▶ [TASK DESCRIPTION] Please list all lines of the material below in which the string "للتدريب" occurs.

▶ [Stored dataset items]
* * * * * * *

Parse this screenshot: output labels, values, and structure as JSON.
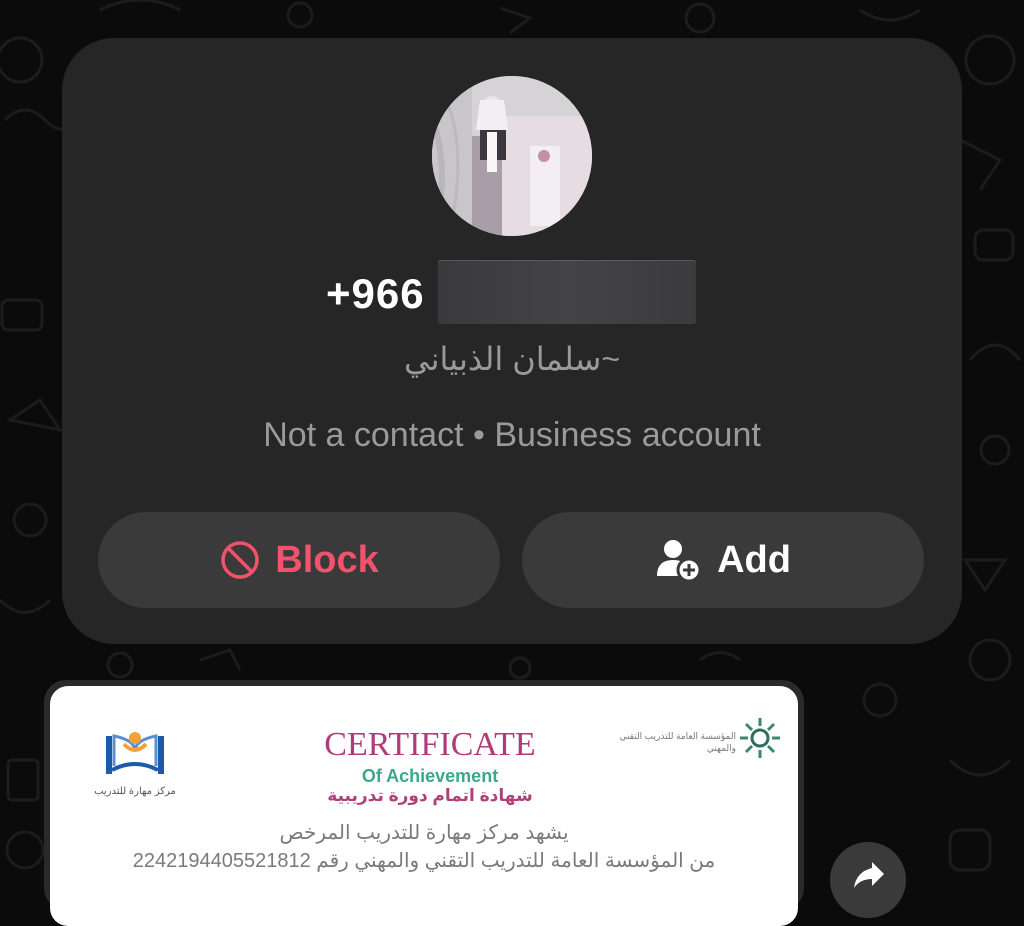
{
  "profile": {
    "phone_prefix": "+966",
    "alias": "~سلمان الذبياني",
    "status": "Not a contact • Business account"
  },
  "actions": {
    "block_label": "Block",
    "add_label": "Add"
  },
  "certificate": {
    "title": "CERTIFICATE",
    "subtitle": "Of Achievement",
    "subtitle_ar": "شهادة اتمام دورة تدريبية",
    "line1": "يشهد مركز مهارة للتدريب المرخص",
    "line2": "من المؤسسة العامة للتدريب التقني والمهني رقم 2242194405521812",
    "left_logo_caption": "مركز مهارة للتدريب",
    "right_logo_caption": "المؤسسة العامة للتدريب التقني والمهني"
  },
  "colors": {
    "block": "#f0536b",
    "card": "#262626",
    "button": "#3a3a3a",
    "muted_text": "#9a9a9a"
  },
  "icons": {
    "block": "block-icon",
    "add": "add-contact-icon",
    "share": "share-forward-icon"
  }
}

* * * * * * *

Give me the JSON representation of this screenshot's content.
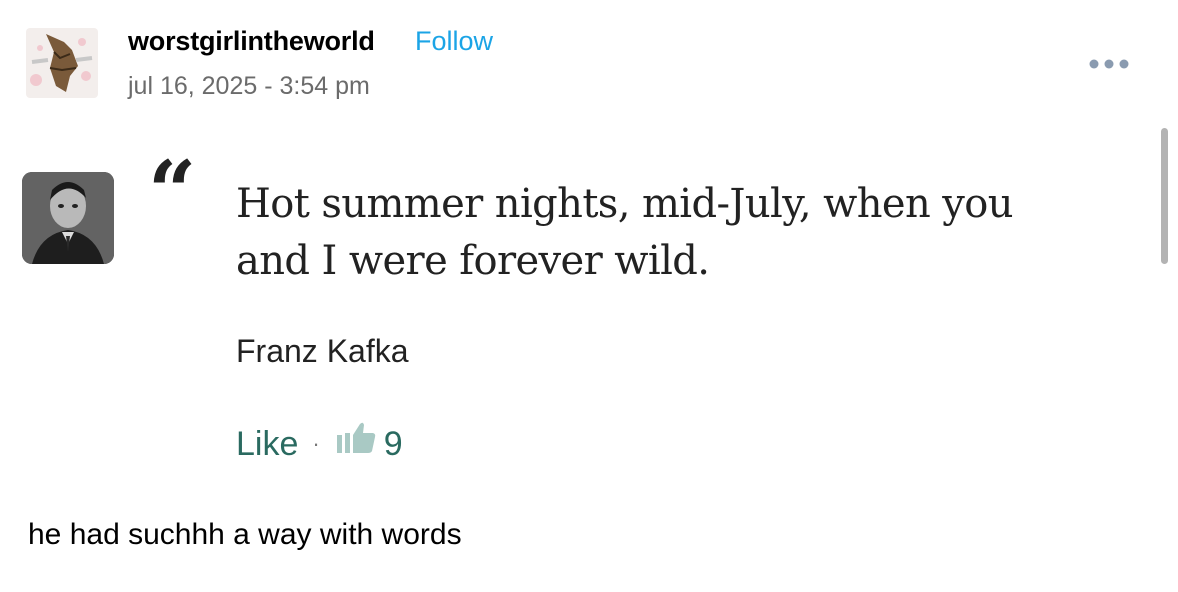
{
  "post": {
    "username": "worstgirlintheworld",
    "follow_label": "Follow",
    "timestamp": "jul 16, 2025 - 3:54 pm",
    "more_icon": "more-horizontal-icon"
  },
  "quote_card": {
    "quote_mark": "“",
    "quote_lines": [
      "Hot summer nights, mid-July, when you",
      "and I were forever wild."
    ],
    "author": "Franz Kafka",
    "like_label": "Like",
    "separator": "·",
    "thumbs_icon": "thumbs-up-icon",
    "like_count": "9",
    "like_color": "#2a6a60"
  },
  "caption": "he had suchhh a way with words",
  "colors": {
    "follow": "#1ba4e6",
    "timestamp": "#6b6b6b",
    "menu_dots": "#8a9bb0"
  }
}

* * * * * * *

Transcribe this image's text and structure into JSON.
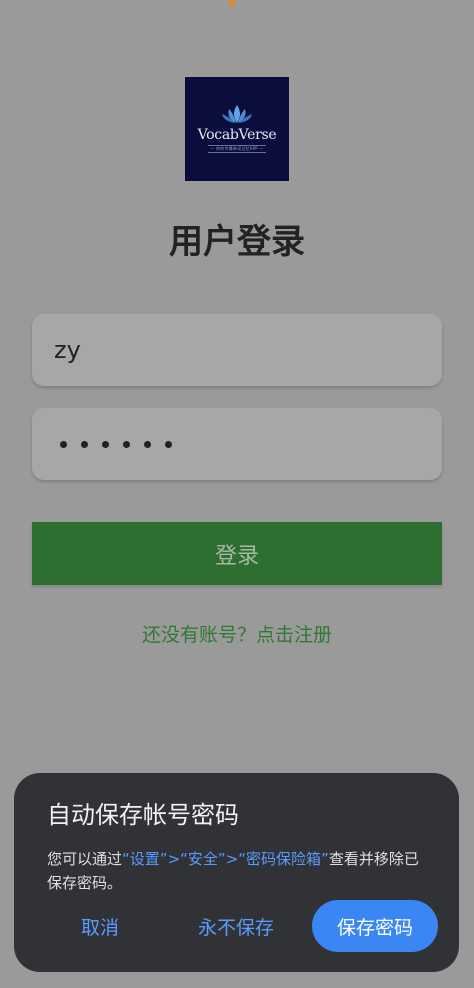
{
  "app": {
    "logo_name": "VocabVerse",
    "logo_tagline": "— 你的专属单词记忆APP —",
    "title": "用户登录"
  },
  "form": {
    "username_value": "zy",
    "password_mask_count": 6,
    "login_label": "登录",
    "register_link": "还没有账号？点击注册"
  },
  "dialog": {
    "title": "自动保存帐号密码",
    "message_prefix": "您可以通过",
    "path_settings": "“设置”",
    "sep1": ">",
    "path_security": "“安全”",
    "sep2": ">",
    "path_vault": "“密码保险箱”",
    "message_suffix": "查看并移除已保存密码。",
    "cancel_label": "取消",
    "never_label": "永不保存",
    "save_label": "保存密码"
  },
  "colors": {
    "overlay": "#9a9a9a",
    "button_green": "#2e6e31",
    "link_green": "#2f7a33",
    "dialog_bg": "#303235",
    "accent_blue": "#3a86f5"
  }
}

* * * * * * *

▶ [TASK RESULT]
    "line1": "يشهد مركز مهارة للتدريب المرخص",
    "line2": "من المؤسسة العامة للتدريب التقني والمهني رقم 2242194405521812",
    "left_logo_caption": "مركز مهارة للتدريب",
    "right_logo_caption": "المؤسسة العامة للتدريب التقني والمهني"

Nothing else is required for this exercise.